» **Work to do**
Count every line that holds the string "color", then give that number alone.

(Records contained in a dataset)
▼

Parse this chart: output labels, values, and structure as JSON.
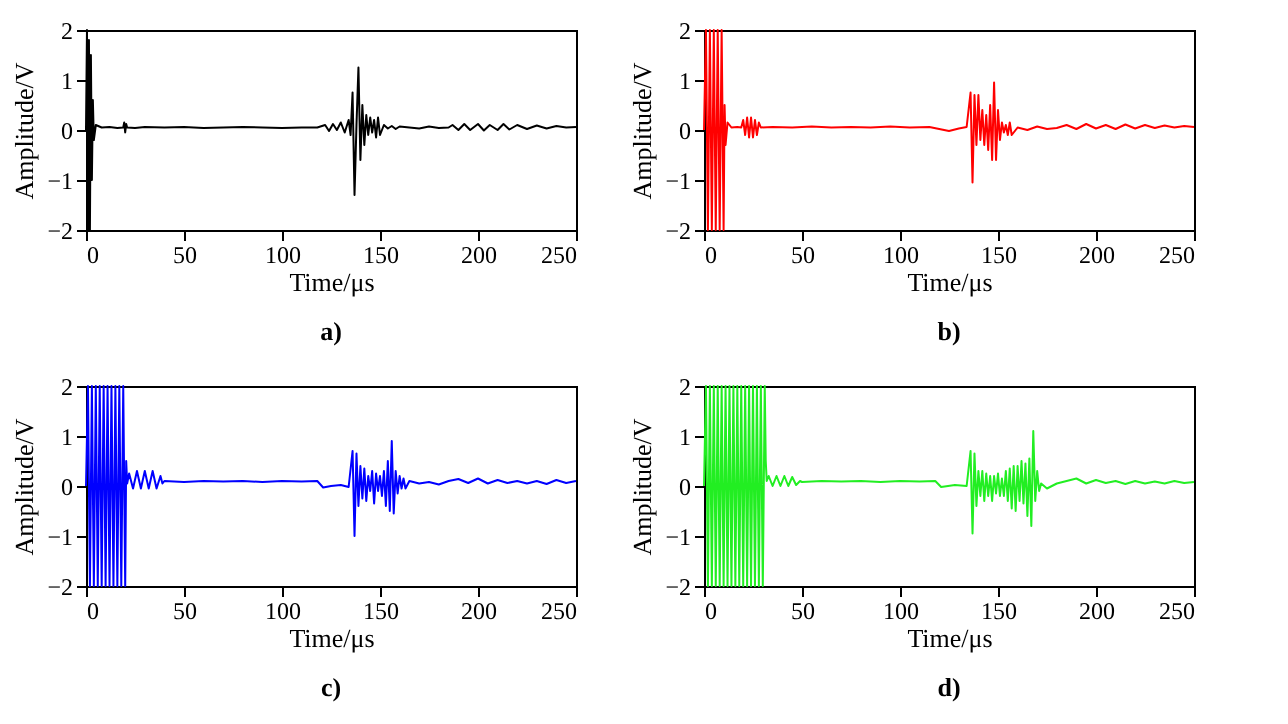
{
  "chart_data": [
    {
      "type": "line",
      "title": "a)",
      "xlabel": "Time/μs",
      "ylabel": "Amplitude/V",
      "xlim": [
        0,
        250
      ],
      "xticks": [
        0,
        50,
        100,
        150,
        200,
        250
      ],
      "ylim": [
        -2,
        2
      ],
      "yticks": [
        -2,
        -1,
        0,
        1,
        2
      ],
      "grid": false,
      "x": [
        0,
        0.5,
        1,
        1.5,
        2,
        2.5,
        3,
        3.5,
        4,
        5,
        8,
        12,
        16,
        19,
        19.5,
        20,
        20.5,
        21,
        25,
        30,
        40,
        50,
        60,
        70,
        80,
        90,
        100,
        110,
        118,
        122,
        124,
        126,
        128,
        130,
        132,
        134,
        135,
        136,
        137,
        138,
        139,
        140,
        141,
        142,
        143,
        144,
        145,
        146,
        147,
        148,
        149,
        150,
        152,
        154,
        156,
        158,
        160,
        165,
        170,
        175,
        180,
        185,
        187,
        190,
        193,
        196,
        200,
        203,
        206,
        210,
        213,
        216,
        220,
        225,
        230,
        235,
        240,
        245,
        250
      ],
      "series": [
        {
          "color": "#000000",
          "values": [
            0,
            2,
            -2,
            1.8,
            -2,
            1.5,
            -1,
            0.6,
            -0.2,
            0.1,
            0.05,
            0.06,
            0.04,
            0.05,
            0.15,
            -0.05,
            0.12,
            0.05,
            0.04,
            0.06,
            0.05,
            0.06,
            0.04,
            0.05,
            0.06,
            0.05,
            0.04,
            0.05,
            0.05,
            0.1,
            -0.02,
            0.12,
            0,
            0.15,
            -0.05,
            0.2,
            -0.1,
            0.75,
            -1.3,
            0.1,
            1.25,
            -0.6,
            0.5,
            -0.3,
            0.3,
            -0.1,
            0.25,
            -0.05,
            0.2,
            -0.15,
            0.25,
            -0.1,
            0.1,
            0.03,
            0.08,
            0.02,
            0.07,
            0.05,
            0.03,
            0.07,
            0.04,
            0.05,
            0.1,
            0,
            0.12,
            0,
            0.12,
            -0.01,
            0.1,
            0,
            0.12,
            0.01,
            0.1,
            0.02,
            0.09,
            0.03,
            0.08,
            0.05,
            0.06
          ]
        }
      ]
    },
    {
      "type": "line",
      "title": "b)",
      "xlabel": "Time/μs",
      "ylabel": "Amplitude/V",
      "xlim": [
        0,
        250
      ],
      "xticks": [
        0,
        50,
        100,
        150,
        200,
        250
      ],
      "ylim": [
        -2,
        2
      ],
      "yticks": [
        -2,
        -1,
        0,
        1,
        2
      ],
      "grid": false,
      "x": [
        0,
        1,
        2,
        3,
        4,
        5,
        6,
        7,
        8,
        9,
        10,
        10.5,
        11,
        12,
        14,
        17,
        19,
        20,
        21,
        22,
        23,
        24,
        25,
        26,
        27,
        28,
        29,
        35,
        45,
        55,
        65,
        75,
        85,
        95,
        105,
        115,
        120,
        125,
        130,
        134,
        136,
        137,
        138,
        139,
        140,
        141,
        142,
        143,
        144,
        145,
        146,
        147,
        148,
        149,
        150,
        151,
        152,
        153,
        154,
        155,
        156,
        157,
        160,
        165,
        170,
        175,
        180,
        185,
        190,
        195,
        200,
        205,
        210,
        215,
        220,
        225,
        230,
        235,
        240,
        245,
        250
      ],
      "series": [
        {
          "color": "#ff0000",
          "values": [
            0,
            2,
            -2,
            2,
            -2,
            2,
            -2,
            2,
            -2,
            2,
            -2,
            0.5,
            -0.3,
            0.15,
            0.05,
            0.06,
            0.05,
            0.2,
            -0.1,
            0.25,
            -0.15,
            0.25,
            -0.15,
            0.2,
            -0.1,
            0.15,
            0.05,
            0.06,
            0.05,
            0.07,
            0.05,
            0.06,
            0.05,
            0.07,
            0.05,
            0.06,
            0.02,
            -0.02,
            0.03,
            0.06,
            0.75,
            -1.05,
            0.7,
            -0.3,
            0.7,
            -0.2,
            0.4,
            -0.3,
            0.3,
            -0.4,
            0.5,
            -0.6,
            0.95,
            -0.6,
            0.4,
            -0.2,
            0.15,
            -0.05,
            0.1,
            -0.1,
            0.15,
            -0.1,
            0.05,
            0,
            0.07,
            0.02,
            0.04,
            0.1,
            0.02,
            0.12,
            0.03,
            0.1,
            0.02,
            0.11,
            0.03,
            0.1,
            0.04,
            0.09,
            0.05,
            0.08,
            0.06
          ]
        }
      ]
    },
    {
      "type": "line",
      "title": "c)",
      "xlabel": "Time/μs",
      "ylabel": "Amplitude/V",
      "xlim": [
        0,
        250
      ],
      "xticks": [
        0,
        50,
        100,
        150,
        200,
        250
      ],
      "ylim": [
        -2,
        2
      ],
      "yticks": [
        -2,
        -1,
        0,
        1,
        2
      ],
      "grid": false,
      "x": [
        0,
        1,
        2,
        3,
        4,
        5,
        6,
        7,
        8,
        9,
        10,
        11,
        12,
        13,
        14,
        15,
        16,
        17,
        18,
        19,
        20,
        20.5,
        21,
        22,
        24,
        26,
        28,
        30,
        32,
        34,
        36,
        38,
        39,
        40,
        50,
        60,
        70,
        80,
        90,
        100,
        110,
        118,
        121,
        125,
        130,
        134,
        136,
        137,
        138,
        139,
        140,
        141,
        142,
        143,
        144,
        145,
        146,
        147,
        148,
        149,
        150,
        151,
        152,
        153,
        154,
        155,
        156,
        157,
        158,
        159,
        160,
        161,
        162,
        163,
        165,
        170,
        175,
        180,
        185,
        190,
        195,
        200,
        205,
        210,
        215,
        220,
        225,
        230,
        235,
        240,
        245,
        250
      ],
      "series": [
        {
          "color": "#0000ff",
          "values": [
            0,
            2,
            -2,
            2,
            -2,
            2,
            -2,
            2,
            -2,
            2,
            -2,
            2,
            -2,
            2,
            -2,
            2,
            -2,
            2,
            -2,
            2,
            -2,
            0.5,
            0.05,
            0.25,
            -0.05,
            0.3,
            -0.05,
            0.3,
            -0.05,
            0.3,
            -0.05,
            0.2,
            0.05,
            0.1,
            0.08,
            0.1,
            0.09,
            0.1,
            0.08,
            0.1,
            0.09,
            0.1,
            -0.03,
            0,
            0.02,
            -0.02,
            0.7,
            -1.0,
            0.65,
            -0.4,
            0.4,
            -0.25,
            0.35,
            -0.3,
            0.2,
            -0.1,
            0.3,
            -0.35,
            0.25,
            -0.1,
            0.2,
            -0.2,
            0.3,
            -0.4,
            0.5,
            -0.5,
            0.9,
            -0.55,
            0.3,
            -0.15,
            0.2,
            -0.05,
            0.15,
            -0.05,
            0.1,
            0.05,
            0.08,
            0.03,
            0.1,
            0.14,
            0.06,
            0.15,
            0.05,
            0.12,
            0.06,
            0.1,
            0.05,
            0.1,
            0.04,
            0.12,
            0.06,
            0.1
          ]
        }
      ]
    },
    {
      "type": "line",
      "title": "d)",
      "xlabel": "Time/μs",
      "ylabel": "Amplitude/V",
      "xlim": [
        0,
        250
      ],
      "xticks": [
        0,
        50,
        100,
        150,
        200,
        250
      ],
      "ylim": [
        -2,
        2
      ],
      "yticks": [
        -2,
        -1,
        0,
        1,
        2
      ],
      "grid": false,
      "x": [
        0,
        1,
        2,
        3,
        4,
        5,
        6,
        7,
        8,
        9,
        10,
        11,
        12,
        13,
        14,
        15,
        16,
        17,
        18,
        19,
        20,
        21,
        22,
        23,
        24,
        25,
        26,
        27,
        28,
        29,
        30,
        31,
        31.5,
        32,
        33,
        35,
        37,
        39,
        41,
        43,
        45,
        47,
        49,
        50,
        60,
        70,
        80,
        90,
        100,
        110,
        118,
        121,
        128,
        134,
        136,
        137,
        138,
        139,
        140,
        141,
        142,
        143,
        144,
        145,
        146,
        147,
        148,
        149,
        150,
        151,
        152,
        153,
        154,
        155,
        156,
        157,
        158,
        159,
        160,
        161,
        162,
        163,
        164,
        165,
        166,
        167,
        168,
        169,
        170,
        171,
        172,
        175,
        180,
        185,
        190,
        195,
        200,
        205,
        210,
        215,
        220,
        225,
        230,
        235,
        240,
        245,
        250
      ],
      "series": [
        {
          "color": "#22ee22",
          "values": [
            0,
            2,
            -2,
            2,
            -2,
            2,
            -2,
            2,
            -2,
            2,
            -2,
            2,
            -2,
            2,
            -2,
            2,
            -2,
            2,
            -2,
            2,
            -2,
            2,
            -2,
            2,
            -2,
            2,
            -2,
            2,
            -2,
            2,
            -2,
            2,
            0.5,
            0.1,
            0.2,
            0,
            0.2,
            0,
            0.2,
            0,
            0.18,
            0.02,
            0.1,
            0.08,
            0.1,
            0.09,
            0.1,
            0.08,
            0.1,
            0.09,
            0.1,
            -0.02,
            0.02,
            0,
            0.7,
            -0.95,
            0.65,
            -0.4,
            0.3,
            -0.2,
            0.3,
            -0.3,
            0.25,
            -0.2,
            0.2,
            -0.3,
            0.2,
            -0.15,
            0.25,
            -0.2,
            0.15,
            -0.2,
            0.3,
            -0.3,
            0.35,
            -0.45,
            0.4,
            -0.5,
            0.4,
            -0.3,
            0.5,
            -0.35,
            0.45,
            -0.6,
            0.55,
            -0.8,
            1.1,
            -0.3,
            0.3,
            -0.1,
            0.05,
            -0.05,
            0.05,
            0.1,
            0.15,
            0.05,
            0.12,
            0.06,
            0.1,
            0.04,
            0.1,
            0.05,
            0.09,
            0.05,
            0.1,
            0.06,
            0.08
          ]
        }
      ]
    }
  ]
}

▲

» **Solution**
4